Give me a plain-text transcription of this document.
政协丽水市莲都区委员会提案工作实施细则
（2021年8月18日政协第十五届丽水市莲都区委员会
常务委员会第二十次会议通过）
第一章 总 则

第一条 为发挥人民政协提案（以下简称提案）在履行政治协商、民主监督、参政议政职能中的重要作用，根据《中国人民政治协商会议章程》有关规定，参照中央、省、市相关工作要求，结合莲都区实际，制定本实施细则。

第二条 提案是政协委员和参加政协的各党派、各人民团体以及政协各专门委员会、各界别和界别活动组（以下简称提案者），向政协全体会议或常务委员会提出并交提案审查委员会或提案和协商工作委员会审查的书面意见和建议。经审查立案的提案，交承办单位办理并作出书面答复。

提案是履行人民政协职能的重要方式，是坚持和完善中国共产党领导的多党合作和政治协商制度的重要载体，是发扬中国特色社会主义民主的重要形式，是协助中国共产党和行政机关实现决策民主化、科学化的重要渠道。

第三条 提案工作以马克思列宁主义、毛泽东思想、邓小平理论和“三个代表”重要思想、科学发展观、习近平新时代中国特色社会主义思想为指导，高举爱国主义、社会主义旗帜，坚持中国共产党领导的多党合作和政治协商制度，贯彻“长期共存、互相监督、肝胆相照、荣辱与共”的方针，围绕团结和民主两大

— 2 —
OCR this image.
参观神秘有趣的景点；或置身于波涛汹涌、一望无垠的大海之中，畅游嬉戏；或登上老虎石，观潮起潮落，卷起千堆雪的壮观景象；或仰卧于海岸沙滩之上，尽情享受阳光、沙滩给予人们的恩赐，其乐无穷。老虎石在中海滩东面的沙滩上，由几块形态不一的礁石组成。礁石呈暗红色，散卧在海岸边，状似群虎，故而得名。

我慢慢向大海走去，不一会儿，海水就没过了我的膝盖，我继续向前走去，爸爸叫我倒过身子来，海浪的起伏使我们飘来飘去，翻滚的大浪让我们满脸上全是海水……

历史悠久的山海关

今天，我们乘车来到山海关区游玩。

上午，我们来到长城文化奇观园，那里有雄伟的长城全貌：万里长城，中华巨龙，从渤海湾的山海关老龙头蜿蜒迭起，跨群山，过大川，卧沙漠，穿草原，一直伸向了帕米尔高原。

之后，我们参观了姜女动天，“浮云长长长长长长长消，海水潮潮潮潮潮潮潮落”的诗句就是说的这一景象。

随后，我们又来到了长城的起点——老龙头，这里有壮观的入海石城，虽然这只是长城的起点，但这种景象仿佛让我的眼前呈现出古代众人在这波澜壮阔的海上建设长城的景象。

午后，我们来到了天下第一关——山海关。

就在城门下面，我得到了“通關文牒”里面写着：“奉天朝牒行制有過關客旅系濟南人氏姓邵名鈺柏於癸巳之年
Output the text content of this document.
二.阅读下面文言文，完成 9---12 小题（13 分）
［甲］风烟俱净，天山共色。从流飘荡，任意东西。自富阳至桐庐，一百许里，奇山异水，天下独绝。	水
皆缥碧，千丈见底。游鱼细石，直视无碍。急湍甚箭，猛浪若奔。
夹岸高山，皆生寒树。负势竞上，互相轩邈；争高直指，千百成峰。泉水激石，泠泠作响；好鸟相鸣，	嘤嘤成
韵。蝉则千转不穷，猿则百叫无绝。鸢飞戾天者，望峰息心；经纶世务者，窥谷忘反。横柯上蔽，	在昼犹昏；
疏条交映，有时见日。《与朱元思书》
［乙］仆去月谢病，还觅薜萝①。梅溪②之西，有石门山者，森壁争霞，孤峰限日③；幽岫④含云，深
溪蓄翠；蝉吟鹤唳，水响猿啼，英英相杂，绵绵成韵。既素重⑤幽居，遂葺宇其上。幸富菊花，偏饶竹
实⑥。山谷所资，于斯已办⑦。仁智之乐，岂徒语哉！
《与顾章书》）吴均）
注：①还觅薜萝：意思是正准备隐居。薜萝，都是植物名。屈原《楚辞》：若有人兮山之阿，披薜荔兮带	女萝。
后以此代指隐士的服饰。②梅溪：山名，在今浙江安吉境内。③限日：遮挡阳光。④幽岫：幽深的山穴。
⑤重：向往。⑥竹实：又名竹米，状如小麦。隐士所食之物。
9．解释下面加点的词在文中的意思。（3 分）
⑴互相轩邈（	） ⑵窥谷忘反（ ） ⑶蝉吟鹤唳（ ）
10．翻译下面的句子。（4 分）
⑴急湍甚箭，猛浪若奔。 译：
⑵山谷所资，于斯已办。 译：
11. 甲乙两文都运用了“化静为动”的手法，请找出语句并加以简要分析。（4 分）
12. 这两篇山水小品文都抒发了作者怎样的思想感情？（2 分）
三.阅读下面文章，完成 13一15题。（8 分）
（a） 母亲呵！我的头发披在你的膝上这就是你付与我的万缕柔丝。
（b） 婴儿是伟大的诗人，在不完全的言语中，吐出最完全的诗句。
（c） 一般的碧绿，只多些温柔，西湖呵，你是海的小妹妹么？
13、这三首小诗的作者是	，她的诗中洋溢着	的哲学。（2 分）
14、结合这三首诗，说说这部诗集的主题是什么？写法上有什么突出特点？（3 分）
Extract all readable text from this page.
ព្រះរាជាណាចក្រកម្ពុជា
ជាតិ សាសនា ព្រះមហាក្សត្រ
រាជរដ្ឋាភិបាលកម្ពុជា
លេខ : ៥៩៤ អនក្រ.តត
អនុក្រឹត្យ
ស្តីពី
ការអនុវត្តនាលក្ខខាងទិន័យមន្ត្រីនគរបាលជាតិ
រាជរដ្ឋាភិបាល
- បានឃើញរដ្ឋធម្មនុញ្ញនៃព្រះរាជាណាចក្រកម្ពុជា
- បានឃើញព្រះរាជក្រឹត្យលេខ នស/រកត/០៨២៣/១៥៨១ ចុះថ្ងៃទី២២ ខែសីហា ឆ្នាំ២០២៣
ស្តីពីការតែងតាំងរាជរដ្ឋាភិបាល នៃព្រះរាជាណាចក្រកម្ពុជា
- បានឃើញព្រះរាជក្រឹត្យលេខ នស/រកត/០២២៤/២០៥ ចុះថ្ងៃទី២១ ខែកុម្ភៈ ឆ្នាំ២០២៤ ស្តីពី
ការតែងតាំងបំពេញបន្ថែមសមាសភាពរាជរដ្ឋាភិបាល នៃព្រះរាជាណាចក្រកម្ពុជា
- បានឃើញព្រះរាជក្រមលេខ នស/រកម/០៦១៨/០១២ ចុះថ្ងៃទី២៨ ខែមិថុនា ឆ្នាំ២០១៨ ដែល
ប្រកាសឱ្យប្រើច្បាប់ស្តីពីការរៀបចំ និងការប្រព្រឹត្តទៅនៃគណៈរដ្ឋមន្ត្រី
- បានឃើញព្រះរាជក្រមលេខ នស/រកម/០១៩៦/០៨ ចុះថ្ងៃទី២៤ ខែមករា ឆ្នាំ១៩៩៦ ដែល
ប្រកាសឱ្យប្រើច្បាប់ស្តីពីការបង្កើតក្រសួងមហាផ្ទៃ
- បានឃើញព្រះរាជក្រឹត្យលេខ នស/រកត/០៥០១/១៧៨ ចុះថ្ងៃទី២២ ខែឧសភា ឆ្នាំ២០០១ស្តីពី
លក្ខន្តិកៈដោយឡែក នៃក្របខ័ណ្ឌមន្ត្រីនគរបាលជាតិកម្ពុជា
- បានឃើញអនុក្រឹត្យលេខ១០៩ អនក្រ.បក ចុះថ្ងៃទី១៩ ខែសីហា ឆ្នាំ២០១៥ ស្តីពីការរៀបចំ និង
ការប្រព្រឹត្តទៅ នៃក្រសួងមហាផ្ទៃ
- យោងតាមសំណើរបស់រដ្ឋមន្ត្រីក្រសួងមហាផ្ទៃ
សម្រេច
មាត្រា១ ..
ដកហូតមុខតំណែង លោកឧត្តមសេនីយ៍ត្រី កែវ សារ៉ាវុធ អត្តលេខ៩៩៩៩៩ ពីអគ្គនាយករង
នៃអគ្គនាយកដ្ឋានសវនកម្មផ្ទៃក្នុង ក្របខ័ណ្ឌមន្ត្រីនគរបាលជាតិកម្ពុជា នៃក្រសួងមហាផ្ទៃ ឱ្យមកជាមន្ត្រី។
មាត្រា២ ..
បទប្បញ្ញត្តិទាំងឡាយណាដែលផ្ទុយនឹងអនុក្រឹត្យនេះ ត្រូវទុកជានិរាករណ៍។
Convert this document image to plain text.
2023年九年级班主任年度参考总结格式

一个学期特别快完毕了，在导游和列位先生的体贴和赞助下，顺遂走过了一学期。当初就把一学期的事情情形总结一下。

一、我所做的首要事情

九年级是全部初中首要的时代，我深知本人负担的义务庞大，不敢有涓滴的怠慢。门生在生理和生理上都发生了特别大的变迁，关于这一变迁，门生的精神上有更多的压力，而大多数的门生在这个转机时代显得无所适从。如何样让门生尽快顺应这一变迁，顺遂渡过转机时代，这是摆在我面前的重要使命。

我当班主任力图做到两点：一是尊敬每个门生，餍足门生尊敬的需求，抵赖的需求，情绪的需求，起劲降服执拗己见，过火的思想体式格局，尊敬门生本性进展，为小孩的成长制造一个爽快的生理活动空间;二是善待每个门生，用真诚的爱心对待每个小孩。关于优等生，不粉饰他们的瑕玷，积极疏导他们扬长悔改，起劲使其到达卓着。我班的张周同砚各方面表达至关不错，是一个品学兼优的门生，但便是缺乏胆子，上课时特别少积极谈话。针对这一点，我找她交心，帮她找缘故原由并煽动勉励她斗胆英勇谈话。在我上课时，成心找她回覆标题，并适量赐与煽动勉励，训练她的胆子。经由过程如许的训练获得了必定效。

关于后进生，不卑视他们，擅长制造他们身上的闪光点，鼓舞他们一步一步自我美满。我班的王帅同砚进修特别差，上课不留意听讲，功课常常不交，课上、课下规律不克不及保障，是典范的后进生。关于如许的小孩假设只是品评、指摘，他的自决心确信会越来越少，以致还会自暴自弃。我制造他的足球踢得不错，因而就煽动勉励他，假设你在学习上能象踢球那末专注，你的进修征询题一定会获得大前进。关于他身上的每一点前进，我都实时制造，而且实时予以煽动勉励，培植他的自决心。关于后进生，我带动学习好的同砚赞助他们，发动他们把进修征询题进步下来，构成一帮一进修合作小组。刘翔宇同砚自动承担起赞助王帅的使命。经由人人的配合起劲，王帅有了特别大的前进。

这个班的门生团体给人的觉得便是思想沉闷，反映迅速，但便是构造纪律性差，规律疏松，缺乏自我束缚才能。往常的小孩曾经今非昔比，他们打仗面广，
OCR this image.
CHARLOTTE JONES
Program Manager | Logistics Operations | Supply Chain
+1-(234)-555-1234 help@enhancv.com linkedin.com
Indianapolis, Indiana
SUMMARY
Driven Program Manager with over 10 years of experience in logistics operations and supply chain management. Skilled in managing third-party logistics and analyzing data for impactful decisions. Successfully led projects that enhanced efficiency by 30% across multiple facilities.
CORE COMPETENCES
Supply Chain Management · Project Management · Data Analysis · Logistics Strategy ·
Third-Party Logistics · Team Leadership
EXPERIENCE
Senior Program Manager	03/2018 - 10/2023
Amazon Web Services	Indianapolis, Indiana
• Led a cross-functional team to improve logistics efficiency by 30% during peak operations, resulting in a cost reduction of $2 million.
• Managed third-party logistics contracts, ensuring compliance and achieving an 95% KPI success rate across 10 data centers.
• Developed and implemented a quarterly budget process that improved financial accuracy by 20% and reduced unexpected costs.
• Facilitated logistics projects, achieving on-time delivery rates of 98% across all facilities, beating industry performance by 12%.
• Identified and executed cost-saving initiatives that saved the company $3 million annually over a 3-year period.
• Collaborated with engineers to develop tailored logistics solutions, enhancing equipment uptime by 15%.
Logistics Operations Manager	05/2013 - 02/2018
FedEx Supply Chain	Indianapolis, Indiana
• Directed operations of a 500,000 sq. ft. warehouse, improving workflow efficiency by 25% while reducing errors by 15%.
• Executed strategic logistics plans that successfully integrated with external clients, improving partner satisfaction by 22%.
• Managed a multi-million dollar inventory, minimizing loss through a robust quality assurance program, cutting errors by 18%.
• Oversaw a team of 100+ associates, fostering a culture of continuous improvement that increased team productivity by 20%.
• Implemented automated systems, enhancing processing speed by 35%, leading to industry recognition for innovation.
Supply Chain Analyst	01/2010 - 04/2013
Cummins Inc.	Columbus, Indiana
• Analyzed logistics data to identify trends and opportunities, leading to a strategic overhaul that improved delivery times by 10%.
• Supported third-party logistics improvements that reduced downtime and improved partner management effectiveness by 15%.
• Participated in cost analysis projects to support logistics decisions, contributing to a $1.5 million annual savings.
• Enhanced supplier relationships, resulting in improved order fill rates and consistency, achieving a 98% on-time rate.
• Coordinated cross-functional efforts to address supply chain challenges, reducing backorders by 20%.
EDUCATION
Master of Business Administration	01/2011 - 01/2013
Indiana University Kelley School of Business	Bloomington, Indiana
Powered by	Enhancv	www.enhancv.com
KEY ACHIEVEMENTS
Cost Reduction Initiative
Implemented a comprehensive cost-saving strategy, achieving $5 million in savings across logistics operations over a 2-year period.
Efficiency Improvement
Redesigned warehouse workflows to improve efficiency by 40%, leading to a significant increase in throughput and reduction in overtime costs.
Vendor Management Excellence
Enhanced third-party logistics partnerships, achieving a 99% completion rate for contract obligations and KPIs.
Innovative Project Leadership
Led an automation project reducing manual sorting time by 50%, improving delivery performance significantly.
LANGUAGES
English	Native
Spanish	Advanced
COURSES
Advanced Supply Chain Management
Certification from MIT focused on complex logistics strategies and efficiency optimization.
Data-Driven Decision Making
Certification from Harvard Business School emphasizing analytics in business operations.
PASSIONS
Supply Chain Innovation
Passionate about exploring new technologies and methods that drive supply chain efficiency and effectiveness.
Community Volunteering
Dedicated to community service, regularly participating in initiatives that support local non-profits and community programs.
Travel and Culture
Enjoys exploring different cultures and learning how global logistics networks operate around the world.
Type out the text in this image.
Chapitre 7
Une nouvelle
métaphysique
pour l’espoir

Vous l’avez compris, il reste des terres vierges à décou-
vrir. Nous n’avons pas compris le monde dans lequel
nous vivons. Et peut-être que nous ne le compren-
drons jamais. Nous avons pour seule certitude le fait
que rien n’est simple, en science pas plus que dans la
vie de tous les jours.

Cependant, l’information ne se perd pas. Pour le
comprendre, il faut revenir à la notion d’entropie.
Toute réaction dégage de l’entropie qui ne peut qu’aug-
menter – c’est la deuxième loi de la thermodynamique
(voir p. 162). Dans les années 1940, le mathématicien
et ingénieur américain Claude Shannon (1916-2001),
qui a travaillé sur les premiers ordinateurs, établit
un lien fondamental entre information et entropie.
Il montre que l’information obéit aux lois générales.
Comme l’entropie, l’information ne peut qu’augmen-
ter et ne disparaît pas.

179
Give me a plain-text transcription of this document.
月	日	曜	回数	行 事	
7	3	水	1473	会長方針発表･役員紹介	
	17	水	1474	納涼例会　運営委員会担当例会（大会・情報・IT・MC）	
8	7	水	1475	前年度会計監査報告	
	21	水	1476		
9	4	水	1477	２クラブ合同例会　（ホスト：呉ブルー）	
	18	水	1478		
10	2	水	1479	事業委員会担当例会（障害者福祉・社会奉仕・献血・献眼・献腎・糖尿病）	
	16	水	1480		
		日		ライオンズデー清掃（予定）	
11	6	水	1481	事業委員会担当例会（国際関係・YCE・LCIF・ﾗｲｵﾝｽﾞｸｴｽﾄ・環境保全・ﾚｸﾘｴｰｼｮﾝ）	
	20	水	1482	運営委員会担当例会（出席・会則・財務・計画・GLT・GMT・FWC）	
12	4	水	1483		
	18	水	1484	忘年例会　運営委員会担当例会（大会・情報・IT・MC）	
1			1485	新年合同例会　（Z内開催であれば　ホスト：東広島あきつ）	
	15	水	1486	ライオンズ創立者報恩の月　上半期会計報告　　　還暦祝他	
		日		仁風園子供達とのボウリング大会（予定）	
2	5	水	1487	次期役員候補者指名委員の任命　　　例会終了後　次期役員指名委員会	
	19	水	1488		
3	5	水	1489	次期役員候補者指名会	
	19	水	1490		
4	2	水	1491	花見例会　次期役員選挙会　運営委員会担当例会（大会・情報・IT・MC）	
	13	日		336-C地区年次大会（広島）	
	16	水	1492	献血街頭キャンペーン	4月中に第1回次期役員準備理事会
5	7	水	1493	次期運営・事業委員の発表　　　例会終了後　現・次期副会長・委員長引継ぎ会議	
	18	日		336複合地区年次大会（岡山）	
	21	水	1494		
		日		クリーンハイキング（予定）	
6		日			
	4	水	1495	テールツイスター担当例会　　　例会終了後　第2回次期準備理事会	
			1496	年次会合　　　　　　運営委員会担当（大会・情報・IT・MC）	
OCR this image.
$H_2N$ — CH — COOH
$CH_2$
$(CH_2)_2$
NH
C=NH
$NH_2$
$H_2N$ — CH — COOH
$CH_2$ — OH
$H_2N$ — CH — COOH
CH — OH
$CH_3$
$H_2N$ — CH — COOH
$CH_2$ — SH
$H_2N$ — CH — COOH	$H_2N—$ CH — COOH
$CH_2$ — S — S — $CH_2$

::::

Your instructions:
Give the count of lines in the records that contain "enhancv", and no other text.

Written solution:
2